**Stated goal:** Collect every line that includes the string "than".

**Some records:**
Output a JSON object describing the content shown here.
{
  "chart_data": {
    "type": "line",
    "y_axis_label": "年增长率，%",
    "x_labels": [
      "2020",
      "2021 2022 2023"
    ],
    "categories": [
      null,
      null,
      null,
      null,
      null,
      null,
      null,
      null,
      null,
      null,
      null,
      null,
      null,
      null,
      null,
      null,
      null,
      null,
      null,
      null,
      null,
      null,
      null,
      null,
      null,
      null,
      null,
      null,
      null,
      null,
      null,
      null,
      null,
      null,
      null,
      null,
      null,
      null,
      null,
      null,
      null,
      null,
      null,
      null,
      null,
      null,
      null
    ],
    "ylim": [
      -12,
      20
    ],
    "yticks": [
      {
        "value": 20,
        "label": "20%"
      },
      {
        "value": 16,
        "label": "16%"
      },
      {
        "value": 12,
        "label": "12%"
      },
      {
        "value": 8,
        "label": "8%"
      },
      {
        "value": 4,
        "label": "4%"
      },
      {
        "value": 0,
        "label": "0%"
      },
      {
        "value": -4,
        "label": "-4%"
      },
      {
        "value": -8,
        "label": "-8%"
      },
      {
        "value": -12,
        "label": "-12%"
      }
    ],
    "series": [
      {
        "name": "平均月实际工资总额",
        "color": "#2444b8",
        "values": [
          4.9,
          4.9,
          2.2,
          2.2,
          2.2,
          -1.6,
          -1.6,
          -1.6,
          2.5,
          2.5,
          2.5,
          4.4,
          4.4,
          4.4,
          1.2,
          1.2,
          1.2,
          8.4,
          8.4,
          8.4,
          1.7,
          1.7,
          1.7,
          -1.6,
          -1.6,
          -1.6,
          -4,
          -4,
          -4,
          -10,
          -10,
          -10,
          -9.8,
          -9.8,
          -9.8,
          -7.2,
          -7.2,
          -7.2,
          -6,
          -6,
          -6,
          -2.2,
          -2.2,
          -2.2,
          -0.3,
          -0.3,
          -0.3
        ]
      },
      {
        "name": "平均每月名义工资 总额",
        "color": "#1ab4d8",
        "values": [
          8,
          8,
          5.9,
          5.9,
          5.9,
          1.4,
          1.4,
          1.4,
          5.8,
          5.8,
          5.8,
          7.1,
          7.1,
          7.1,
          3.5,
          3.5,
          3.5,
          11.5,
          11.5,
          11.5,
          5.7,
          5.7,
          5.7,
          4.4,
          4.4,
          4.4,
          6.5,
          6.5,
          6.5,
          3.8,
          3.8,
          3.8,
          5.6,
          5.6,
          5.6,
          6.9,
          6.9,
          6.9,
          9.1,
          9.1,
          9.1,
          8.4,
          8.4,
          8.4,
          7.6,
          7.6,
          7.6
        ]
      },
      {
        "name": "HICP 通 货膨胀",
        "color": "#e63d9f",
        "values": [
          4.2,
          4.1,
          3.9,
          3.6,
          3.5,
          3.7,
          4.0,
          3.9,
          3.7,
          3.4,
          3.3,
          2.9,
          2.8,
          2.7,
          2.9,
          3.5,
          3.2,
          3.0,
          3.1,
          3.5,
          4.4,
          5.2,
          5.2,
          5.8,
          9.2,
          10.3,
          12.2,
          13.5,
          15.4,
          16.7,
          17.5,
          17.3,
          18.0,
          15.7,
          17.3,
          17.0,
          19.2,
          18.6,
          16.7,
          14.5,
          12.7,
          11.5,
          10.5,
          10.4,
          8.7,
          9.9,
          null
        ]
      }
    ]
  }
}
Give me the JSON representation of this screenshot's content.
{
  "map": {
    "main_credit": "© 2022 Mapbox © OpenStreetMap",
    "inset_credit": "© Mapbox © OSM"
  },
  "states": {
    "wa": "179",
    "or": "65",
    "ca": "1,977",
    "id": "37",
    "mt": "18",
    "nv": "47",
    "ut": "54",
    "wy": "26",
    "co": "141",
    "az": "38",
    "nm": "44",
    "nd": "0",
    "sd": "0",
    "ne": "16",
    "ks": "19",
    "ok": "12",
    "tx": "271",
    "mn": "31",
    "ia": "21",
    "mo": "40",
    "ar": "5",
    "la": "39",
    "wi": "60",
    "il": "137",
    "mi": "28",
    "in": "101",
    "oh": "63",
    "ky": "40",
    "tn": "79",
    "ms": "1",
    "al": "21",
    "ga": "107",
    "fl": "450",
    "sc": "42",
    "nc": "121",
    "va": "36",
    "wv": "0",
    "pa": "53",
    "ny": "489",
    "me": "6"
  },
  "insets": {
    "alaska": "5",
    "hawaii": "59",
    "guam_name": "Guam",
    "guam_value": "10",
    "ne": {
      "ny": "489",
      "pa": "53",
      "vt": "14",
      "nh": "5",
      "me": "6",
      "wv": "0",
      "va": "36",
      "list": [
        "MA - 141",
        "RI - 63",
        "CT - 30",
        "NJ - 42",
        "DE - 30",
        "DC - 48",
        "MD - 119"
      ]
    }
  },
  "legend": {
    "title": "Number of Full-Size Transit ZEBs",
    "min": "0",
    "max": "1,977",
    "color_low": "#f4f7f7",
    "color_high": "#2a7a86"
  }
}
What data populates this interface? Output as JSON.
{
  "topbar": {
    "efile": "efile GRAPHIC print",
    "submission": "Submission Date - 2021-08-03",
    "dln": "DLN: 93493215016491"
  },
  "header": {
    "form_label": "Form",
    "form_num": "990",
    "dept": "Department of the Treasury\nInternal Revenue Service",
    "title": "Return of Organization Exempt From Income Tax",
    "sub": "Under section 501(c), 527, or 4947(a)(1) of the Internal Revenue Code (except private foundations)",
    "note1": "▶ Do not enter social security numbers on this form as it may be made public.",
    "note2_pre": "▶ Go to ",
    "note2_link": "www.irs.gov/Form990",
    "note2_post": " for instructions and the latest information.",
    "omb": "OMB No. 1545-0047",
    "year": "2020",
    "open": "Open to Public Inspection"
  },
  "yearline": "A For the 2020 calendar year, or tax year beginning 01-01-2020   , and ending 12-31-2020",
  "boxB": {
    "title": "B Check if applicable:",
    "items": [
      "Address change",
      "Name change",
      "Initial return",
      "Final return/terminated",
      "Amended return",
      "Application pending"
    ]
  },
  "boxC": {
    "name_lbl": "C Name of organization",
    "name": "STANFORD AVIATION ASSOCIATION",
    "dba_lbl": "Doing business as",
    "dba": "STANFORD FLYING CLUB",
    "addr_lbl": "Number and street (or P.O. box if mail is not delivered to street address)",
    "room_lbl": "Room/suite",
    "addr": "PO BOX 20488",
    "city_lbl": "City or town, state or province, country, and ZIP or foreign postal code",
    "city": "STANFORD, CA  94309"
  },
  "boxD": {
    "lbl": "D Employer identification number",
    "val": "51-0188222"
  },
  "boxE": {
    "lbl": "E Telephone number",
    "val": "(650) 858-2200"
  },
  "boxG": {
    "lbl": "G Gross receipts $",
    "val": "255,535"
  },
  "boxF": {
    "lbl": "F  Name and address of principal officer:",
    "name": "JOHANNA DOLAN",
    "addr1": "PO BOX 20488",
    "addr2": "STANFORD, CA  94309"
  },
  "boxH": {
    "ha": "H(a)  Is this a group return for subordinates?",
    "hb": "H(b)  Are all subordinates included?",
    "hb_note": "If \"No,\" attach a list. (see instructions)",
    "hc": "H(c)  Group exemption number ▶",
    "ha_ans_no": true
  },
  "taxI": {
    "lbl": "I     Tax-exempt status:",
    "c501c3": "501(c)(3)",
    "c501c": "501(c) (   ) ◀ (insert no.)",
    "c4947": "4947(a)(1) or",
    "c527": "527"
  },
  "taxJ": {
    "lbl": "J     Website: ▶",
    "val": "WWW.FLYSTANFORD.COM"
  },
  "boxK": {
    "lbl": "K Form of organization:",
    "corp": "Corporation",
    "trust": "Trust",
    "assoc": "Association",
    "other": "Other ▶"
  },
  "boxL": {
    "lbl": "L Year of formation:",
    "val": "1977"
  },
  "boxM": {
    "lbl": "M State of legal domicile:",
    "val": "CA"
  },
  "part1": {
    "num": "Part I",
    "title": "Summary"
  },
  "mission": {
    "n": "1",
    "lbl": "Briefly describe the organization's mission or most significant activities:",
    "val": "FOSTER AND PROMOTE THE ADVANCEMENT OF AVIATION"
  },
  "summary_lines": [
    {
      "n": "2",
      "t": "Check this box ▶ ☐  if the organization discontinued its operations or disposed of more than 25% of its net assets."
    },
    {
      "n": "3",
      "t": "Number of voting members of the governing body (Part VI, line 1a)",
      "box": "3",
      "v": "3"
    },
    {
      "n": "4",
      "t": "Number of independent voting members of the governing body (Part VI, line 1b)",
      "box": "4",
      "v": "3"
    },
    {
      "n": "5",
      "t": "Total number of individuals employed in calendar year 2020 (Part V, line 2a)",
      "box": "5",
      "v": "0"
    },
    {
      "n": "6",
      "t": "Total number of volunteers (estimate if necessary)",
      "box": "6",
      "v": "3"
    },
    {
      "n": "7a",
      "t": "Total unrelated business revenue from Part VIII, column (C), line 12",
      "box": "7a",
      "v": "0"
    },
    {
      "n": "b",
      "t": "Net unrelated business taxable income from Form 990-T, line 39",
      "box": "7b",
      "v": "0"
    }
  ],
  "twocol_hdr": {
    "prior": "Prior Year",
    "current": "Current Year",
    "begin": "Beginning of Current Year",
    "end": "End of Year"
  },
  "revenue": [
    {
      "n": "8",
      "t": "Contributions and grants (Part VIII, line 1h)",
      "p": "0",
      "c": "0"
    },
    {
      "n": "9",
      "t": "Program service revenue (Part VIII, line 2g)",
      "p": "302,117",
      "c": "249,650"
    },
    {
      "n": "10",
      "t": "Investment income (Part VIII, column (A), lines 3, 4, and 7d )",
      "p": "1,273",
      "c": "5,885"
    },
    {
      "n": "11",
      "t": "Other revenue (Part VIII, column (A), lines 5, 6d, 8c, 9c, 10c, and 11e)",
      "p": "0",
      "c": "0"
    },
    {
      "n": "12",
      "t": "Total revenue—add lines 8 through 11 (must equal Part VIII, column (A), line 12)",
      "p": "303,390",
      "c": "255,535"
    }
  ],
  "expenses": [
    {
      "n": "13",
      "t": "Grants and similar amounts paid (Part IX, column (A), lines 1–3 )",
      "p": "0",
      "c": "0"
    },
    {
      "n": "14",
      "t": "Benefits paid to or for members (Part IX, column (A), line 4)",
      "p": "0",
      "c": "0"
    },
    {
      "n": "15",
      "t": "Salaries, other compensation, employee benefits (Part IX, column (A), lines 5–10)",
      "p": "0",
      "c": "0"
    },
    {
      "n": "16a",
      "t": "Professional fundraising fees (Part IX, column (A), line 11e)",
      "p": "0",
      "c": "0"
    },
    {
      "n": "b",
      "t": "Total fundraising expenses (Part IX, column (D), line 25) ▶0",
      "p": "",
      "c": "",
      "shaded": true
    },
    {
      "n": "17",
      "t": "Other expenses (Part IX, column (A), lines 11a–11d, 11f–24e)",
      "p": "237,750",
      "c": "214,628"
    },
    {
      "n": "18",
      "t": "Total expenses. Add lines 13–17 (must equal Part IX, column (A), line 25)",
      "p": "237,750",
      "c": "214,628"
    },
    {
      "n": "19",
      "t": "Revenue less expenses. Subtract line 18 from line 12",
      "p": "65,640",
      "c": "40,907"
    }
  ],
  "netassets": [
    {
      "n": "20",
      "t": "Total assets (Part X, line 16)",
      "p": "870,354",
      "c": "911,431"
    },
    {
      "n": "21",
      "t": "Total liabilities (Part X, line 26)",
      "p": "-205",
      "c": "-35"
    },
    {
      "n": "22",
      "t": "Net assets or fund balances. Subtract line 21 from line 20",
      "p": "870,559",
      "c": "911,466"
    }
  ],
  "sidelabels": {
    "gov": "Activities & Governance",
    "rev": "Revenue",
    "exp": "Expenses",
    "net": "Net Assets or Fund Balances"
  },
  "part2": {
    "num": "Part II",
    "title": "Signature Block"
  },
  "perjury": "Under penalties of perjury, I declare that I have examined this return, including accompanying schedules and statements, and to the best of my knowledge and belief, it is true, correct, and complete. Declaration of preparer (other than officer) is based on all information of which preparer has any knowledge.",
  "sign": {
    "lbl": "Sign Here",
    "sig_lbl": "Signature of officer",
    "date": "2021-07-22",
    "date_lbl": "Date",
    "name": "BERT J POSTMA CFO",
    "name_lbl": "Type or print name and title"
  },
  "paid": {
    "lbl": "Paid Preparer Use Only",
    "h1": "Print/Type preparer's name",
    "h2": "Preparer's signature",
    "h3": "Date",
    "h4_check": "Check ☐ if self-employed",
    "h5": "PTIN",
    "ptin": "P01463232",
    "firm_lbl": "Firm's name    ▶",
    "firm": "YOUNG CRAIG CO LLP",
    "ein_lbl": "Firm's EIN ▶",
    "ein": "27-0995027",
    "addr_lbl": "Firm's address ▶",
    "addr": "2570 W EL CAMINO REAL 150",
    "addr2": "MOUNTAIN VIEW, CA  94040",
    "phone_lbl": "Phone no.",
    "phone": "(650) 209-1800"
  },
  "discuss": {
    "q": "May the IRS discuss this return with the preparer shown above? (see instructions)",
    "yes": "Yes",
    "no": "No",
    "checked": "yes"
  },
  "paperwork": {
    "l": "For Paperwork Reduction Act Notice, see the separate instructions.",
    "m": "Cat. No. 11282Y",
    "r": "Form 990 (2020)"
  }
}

**Response:**
      "t": "Check this box ▶ ☐  if the organization discontinued its operations or disposed of more than 25% of its net assets."
  "perjury": "Under penalties of perjury, I declare that I have examined this return, including accompanying schedules and statements, and to the best of my knowledge and belief, it is true, correct, and complete. Declaration of preparer (other than officer) is based on all information of which preparer has any knowledge.",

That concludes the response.